Direction ->
Return all lines that include the string "adalah".

Input rows ->
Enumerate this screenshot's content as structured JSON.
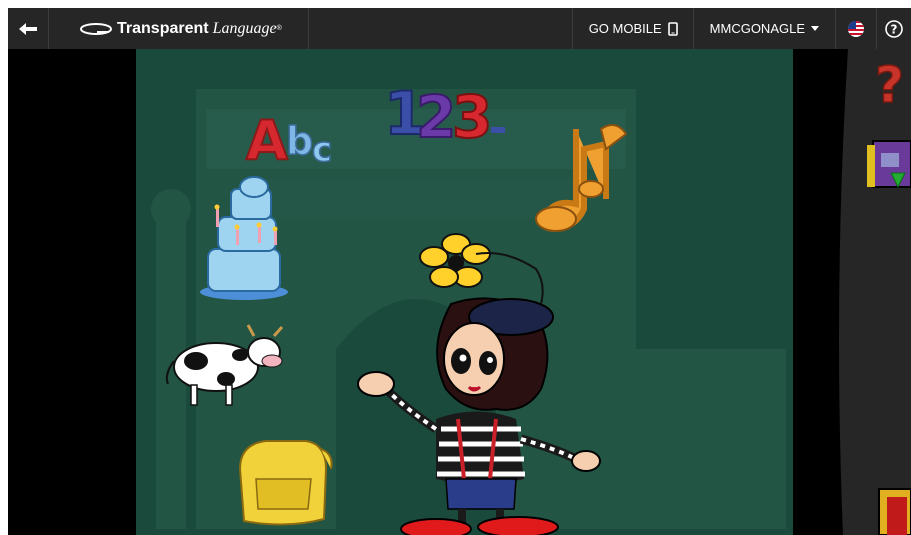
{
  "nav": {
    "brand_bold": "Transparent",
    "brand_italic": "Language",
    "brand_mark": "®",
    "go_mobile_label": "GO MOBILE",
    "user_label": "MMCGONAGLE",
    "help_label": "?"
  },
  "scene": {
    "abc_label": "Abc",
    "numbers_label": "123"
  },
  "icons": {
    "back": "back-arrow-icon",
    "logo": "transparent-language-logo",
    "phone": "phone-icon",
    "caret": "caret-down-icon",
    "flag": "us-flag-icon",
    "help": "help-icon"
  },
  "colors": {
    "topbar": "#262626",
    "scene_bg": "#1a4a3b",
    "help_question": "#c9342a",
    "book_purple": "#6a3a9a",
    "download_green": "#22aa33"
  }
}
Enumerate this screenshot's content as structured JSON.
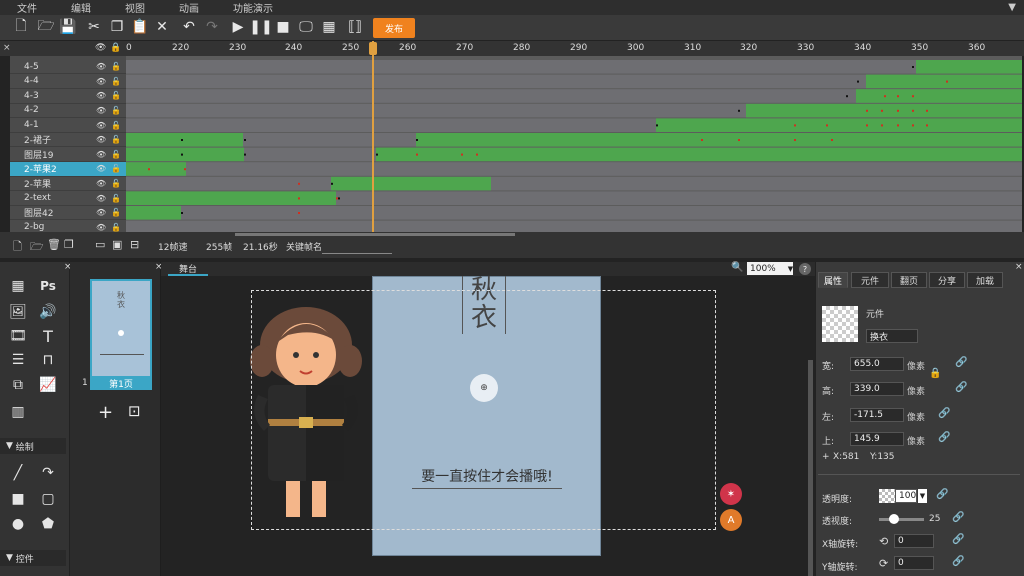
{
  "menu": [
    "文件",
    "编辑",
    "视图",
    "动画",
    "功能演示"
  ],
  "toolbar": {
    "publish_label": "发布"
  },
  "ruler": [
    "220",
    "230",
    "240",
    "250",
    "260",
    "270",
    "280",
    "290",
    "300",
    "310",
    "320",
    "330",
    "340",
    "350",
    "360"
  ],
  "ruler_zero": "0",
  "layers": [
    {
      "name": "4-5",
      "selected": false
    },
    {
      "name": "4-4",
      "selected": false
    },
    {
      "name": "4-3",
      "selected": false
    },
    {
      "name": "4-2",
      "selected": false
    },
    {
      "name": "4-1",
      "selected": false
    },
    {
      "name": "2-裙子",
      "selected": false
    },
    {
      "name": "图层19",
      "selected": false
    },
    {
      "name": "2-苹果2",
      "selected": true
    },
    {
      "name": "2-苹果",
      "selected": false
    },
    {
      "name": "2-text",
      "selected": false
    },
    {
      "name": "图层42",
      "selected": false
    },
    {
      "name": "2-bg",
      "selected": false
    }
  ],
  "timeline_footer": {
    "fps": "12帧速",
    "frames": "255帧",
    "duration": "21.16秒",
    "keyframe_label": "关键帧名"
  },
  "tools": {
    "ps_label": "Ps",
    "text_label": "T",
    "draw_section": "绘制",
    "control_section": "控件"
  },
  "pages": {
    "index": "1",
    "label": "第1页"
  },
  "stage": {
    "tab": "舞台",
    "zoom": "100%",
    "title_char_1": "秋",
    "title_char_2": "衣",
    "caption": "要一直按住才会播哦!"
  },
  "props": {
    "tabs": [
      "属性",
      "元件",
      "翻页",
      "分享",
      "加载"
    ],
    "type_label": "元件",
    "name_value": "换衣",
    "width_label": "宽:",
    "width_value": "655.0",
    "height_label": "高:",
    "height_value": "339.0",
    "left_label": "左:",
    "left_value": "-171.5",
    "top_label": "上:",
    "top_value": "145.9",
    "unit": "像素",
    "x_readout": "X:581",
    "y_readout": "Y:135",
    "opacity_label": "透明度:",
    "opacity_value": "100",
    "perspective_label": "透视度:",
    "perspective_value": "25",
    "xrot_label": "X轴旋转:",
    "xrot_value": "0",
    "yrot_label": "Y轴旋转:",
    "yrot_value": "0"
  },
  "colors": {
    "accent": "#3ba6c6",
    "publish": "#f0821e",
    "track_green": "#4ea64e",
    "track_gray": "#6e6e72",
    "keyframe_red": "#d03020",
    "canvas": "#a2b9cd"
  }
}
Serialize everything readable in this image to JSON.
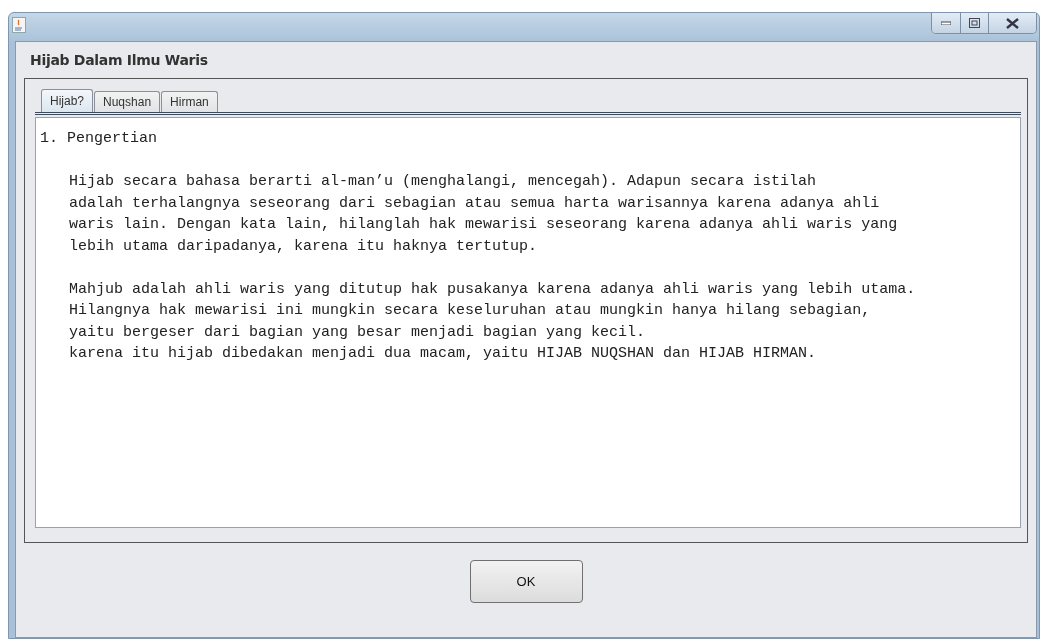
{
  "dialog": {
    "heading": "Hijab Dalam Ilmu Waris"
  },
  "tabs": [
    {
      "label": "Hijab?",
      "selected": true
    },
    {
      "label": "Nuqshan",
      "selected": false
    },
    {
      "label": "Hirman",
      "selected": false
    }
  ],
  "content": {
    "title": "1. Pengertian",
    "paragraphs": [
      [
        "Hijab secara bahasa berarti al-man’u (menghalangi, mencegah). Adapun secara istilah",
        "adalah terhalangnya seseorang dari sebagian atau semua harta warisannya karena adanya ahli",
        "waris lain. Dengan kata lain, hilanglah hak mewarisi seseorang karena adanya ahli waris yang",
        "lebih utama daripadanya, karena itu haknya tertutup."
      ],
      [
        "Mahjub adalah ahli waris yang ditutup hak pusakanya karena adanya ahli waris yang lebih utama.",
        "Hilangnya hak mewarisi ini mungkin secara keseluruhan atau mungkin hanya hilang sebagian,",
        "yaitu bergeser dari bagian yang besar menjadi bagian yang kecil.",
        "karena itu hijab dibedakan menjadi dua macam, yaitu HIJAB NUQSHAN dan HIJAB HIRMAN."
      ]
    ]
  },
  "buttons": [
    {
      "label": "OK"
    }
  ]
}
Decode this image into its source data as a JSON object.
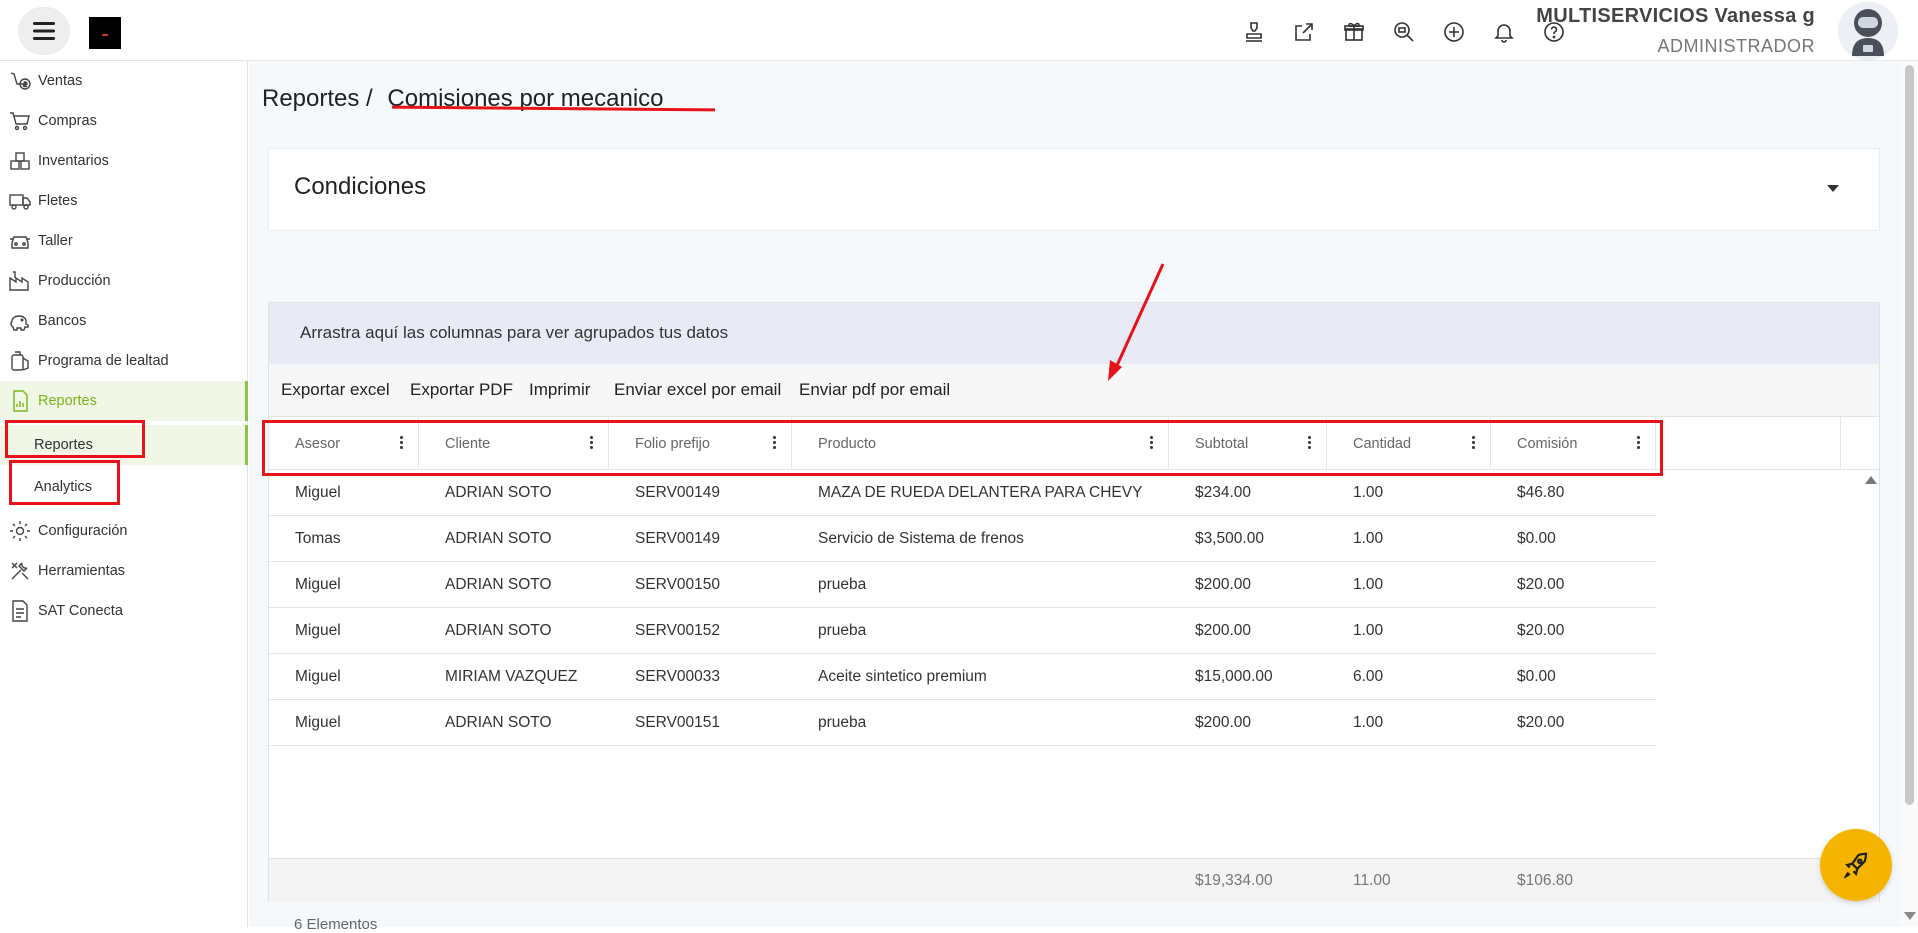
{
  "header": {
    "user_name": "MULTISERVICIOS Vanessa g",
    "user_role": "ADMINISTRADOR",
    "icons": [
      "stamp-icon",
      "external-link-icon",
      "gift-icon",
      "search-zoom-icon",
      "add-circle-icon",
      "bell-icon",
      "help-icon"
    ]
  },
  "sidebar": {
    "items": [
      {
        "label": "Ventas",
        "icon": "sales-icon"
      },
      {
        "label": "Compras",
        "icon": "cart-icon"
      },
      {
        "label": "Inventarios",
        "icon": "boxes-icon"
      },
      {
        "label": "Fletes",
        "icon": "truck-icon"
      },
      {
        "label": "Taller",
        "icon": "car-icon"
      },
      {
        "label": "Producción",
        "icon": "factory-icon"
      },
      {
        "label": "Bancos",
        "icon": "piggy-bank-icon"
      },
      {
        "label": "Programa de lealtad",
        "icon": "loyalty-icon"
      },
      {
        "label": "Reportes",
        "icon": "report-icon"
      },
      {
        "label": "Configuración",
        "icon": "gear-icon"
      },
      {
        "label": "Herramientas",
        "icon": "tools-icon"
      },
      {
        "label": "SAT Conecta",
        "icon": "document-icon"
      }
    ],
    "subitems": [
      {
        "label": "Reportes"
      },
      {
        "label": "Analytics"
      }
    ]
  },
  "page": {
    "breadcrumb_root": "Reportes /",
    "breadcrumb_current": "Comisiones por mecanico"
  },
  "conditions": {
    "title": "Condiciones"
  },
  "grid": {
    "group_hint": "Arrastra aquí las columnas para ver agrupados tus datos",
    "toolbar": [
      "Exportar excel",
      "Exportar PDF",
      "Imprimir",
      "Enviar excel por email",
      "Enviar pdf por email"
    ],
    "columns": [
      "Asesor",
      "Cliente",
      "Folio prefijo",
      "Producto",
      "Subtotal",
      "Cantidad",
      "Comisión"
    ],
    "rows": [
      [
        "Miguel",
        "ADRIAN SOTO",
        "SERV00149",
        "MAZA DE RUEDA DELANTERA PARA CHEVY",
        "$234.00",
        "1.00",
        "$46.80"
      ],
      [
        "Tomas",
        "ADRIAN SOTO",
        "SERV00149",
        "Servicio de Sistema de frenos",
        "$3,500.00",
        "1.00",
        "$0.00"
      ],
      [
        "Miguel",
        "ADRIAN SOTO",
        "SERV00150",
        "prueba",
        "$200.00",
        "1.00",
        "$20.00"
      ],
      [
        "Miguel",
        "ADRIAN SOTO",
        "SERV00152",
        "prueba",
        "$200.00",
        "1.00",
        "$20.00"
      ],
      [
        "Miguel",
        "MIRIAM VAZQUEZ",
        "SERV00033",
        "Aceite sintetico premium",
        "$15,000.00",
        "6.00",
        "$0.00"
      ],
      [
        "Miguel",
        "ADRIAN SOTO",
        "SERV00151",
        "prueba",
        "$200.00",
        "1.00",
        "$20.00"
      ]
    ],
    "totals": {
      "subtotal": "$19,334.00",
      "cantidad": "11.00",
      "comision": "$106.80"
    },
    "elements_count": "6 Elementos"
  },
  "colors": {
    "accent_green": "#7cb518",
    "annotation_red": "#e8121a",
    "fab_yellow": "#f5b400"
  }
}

Task output ->
        "adalah terhalangnya seseorang dari sebagian atau semua harta warisannya karena adanya ahli",
        "Mahjub adalah ahli waris yang ditutup hak pusakanya karena adanya ahli waris yang lebih utama.",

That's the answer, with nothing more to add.